═════ Records shown ═════
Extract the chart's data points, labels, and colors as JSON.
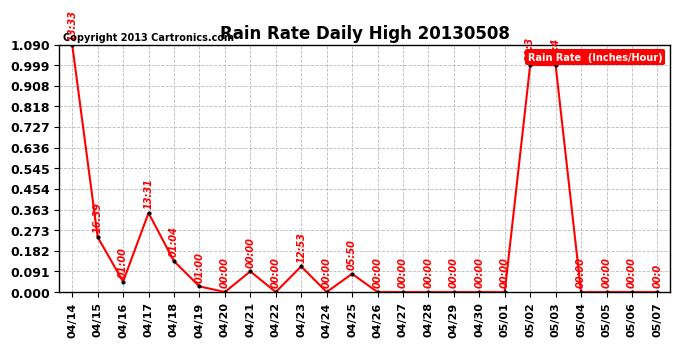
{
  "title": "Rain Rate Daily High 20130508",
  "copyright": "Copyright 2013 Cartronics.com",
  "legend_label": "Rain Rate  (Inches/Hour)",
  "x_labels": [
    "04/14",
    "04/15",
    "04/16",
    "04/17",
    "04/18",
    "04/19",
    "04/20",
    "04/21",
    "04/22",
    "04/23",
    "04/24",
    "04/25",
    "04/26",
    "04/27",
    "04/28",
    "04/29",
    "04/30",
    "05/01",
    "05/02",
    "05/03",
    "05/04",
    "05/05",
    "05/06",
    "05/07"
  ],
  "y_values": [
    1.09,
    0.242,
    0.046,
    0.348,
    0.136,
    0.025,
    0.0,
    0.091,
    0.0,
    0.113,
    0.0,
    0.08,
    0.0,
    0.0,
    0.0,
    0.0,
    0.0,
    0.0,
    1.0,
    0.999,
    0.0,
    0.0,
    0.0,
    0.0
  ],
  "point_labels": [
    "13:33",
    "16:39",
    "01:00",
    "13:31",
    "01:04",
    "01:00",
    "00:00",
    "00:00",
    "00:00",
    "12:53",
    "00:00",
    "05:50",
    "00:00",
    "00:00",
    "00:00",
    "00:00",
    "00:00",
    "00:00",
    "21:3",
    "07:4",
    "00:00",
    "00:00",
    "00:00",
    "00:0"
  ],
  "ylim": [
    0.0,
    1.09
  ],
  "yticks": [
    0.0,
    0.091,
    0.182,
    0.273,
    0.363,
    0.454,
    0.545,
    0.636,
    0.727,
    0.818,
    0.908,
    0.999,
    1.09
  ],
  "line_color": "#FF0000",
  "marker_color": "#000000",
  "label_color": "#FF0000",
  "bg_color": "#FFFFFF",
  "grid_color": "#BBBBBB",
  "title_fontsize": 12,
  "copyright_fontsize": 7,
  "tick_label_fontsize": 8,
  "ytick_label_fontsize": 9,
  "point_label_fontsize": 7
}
═════
Exercise:
Reproduce all the entries that precede this task, word for word, minus any pictures.

Response to the exercise:
Extract the chart's data points, labels, and colors as JSON.
{
  "title": "Rain Rate Daily High 20130508",
  "copyright": "Copyright 2013 Cartronics.com",
  "legend_label": "Rain Rate  (Inches/Hour)",
  "x_labels": [
    "04/14",
    "04/15",
    "04/16",
    "04/17",
    "04/18",
    "04/19",
    "04/20",
    "04/21",
    "04/22",
    "04/23",
    "04/24",
    "04/25",
    "04/26",
    "04/27",
    "04/28",
    "04/29",
    "04/30",
    "05/01",
    "05/02",
    "05/03",
    "05/04",
    "05/05",
    "05/06",
    "05/07"
  ],
  "y_values": [
    1.09,
    0.242,
    0.046,
    0.348,
    0.136,
    0.025,
    0.0,
    0.091,
    0.0,
    0.113,
    0.0,
    0.08,
    0.0,
    0.0,
    0.0,
    0.0,
    0.0,
    0.0,
    1.0,
    0.999,
    0.0,
    0.0,
    0.0,
    0.0
  ],
  "point_labels": [
    "13:33",
    "16:39",
    "01:00",
    "13:31",
    "01:04",
    "01:00",
    "00:00",
    "00:00",
    "00:00",
    "12:53",
    "00:00",
    "05:50",
    "00:00",
    "00:00",
    "00:00",
    "00:00",
    "00:00",
    "00:00",
    "21:3",
    "07:4",
    "00:00",
    "00:00",
    "00:00",
    "00:0"
  ],
  "ylim": [
    0.0,
    1.09
  ],
  "yticks": [
    0.0,
    0.091,
    0.182,
    0.273,
    0.363,
    0.454,
    0.545,
    0.636,
    0.727,
    0.818,
    0.908,
    0.999,
    1.09
  ],
  "line_color": "#FF0000",
  "marker_color": "#000000",
  "label_color": "#FF0000",
  "bg_color": "#FFFFFF",
  "grid_color": "#BBBBBB",
  "title_fontsize": 12,
  "copyright_fontsize": 7,
  "tick_label_fontsize": 8,
  "ytick_label_fontsize": 9,
  "point_label_fontsize": 7
}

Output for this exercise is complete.